**What you are asked to do:** Every line of the material that follows must be printed again exactly.

Items from a data source:
----

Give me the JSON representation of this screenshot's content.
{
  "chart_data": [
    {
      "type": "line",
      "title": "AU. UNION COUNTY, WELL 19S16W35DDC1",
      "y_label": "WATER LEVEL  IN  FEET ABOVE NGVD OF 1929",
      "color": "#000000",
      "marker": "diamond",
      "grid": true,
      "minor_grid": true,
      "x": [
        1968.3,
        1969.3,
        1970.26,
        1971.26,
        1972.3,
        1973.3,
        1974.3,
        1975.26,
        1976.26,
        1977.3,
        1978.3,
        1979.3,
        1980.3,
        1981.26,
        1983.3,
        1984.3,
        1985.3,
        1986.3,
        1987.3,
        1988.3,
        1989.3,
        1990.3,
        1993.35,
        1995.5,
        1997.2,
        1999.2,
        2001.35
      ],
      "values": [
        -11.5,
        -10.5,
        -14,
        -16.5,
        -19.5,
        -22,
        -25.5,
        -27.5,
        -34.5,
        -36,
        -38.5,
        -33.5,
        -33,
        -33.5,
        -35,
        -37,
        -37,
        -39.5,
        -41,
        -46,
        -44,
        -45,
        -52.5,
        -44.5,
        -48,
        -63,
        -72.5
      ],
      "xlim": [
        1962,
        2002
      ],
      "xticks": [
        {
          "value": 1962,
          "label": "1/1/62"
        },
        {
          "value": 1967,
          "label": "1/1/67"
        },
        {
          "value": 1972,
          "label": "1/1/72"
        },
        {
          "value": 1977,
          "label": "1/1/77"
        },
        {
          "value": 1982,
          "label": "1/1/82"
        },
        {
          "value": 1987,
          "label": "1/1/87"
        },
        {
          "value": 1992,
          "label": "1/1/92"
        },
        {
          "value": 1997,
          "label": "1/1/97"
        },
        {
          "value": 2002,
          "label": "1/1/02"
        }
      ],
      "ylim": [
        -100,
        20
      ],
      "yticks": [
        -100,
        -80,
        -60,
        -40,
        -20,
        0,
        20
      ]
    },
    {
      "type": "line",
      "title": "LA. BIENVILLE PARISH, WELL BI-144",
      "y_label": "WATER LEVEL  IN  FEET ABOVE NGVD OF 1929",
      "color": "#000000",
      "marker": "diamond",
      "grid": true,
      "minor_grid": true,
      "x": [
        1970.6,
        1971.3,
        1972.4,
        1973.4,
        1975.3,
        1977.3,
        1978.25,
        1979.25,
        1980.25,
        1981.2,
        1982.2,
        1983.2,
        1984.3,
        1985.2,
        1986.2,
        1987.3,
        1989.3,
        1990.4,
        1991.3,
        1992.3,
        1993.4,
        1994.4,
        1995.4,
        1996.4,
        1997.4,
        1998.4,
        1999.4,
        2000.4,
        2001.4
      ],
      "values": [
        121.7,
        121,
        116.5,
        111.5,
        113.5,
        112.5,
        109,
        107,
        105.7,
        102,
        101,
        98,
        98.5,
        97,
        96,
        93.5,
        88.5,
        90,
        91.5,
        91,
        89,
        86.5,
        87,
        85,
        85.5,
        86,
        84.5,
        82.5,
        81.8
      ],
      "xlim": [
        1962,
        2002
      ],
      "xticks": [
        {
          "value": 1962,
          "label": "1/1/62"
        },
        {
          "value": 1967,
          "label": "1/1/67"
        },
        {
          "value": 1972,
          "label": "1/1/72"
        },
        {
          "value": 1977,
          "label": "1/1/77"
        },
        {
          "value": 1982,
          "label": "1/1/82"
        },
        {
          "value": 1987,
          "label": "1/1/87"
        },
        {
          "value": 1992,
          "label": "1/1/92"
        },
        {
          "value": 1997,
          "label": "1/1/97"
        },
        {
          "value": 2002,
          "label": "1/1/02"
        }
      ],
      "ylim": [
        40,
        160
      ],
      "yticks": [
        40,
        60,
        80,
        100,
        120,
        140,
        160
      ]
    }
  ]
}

----

**Full output:**
Give me the JSON representation of this screenshot's content.
{
  "chart_data": [
    {
      "type": "line",
      "title": "AU. UNION COUNTY, WELL 19S16W35DDC1",
      "y_label": "WATER LEVEL  IN  FEET ABOVE NGVD OF 1929",
      "color": "#000000",
      "marker": "diamond",
      "grid": true,
      "minor_grid": true,
      "x": [
        1968.3,
        1969.3,
        1970.26,
        1971.26,
        1972.3,
        1973.3,
        1974.3,
        1975.26,
        1976.26,
        1977.3,
        1978.3,
        1979.3,
        1980.3,
        1981.26,
        1983.3,
        1984.3,
        1985.3,
        1986.3,
        1987.3,
        1988.3,
        1989.3,
        1990.3,
        1993.35,
        1995.5,
        1997.2,
        1999.2,
        2001.35
      ],
      "values": [
        -11.5,
        -10.5,
        -14,
        -16.5,
        -19.5,
        -22,
        -25.5,
        -27.5,
        -34.5,
        -36,
        -38.5,
        -33.5,
        -33,
        -33.5,
        -35,
        -37,
        -37,
        -39.5,
        -41,
        -46,
        -44,
        -45,
        -52.5,
        -44.5,
        -48,
        -63,
        -72.5
      ],
      "xlim": [
        1962,
        2002
      ],
      "xticks": [
        {
          "value": 1962,
          "label": "1/1/62"
        },
        {
          "value": 1967,
          "label": "1/1/67"
        },
        {
          "value": 1972,
          "label": "1/1/72"
        },
        {
          "value": 1977,
          "label": "1/1/77"
        },
        {
          "value": 1982,
          "label": "1/1/82"
        },
        {
          "value": 1987,
          "label": "1/1/87"
        },
        {
          "value": 1992,
          "label": "1/1/92"
        },
        {
          "value": 1997,
          "label": "1/1/97"
        },
        {
          "value": 2002,
          "label": "1/1/02"
        }
      ],
      "ylim": [
        -100,
        20
      ],
      "yticks": [
        -100,
        -80,
        -60,
        -40,
        -20,
        0,
        20
      ]
    },
    {
      "type": "line",
      "title": "LA. BIENVILLE PARISH, WELL BI-144",
      "y_label": "WATER LEVEL  IN  FEET ABOVE NGVD OF 1929",
      "color": "#000000",
      "marker": "diamond",
      "grid": true,
      "minor_grid": true,
      "x": [
        1970.6,
        1971.3,
        1972.4,
        1973.4,
        1975.3,
        1977.3,
        1978.25,
        1979.25,
        1980.25,
        1981.2,
        1982.2,
        1983.2,
        1984.3,
        1985.2,
        1986.2,
        1987.3,
        1989.3,
        1990.4,
        1991.3,
        1992.3,
        1993.4,
        1994.4,
        1995.4,
        1996.4,
        1997.4,
        1998.4,
        1999.4,
        2000.4,
        2001.4
      ],
      "values": [
        121.7,
        121,
        116.5,
        111.5,
        113.5,
        112.5,
        109,
        107,
        105.7,
        102,
        101,
        98,
        98.5,
        97,
        96,
        93.5,
        88.5,
        90,
        91.5,
        91,
        89,
        86.5,
        87,
        85,
        85.5,
        86,
        84.5,
        82.5,
        81.8
      ],
      "xlim": [
        1962,
        2002
      ],
      "xticks": [
        {
          "value": 1962,
          "label": "1/1/62"
        },
        {
          "value": 1967,
          "label": "1/1/67"
        },
        {
          "value": 1972,
          "label": "1/1/72"
        },
        {
          "value": 1977,
          "label": "1/1/77"
        },
        {
          "value": 1982,
          "label": "1/1/82"
        },
        {
          "value": 1987,
          "label": "1/1/87"
        },
        {
          "value": 1992,
          "label": "1/1/92"
        },
        {
          "value": 1997,
          "label": "1/1/97"
        },
        {
          "value": 2002,
          "label": "1/1/02"
        }
      ],
      "ylim": [
        40,
        160
      ],
      "yticks": [
        40,
        60,
        80,
        100,
        120,
        140,
        160
      ]
    }
  ]
}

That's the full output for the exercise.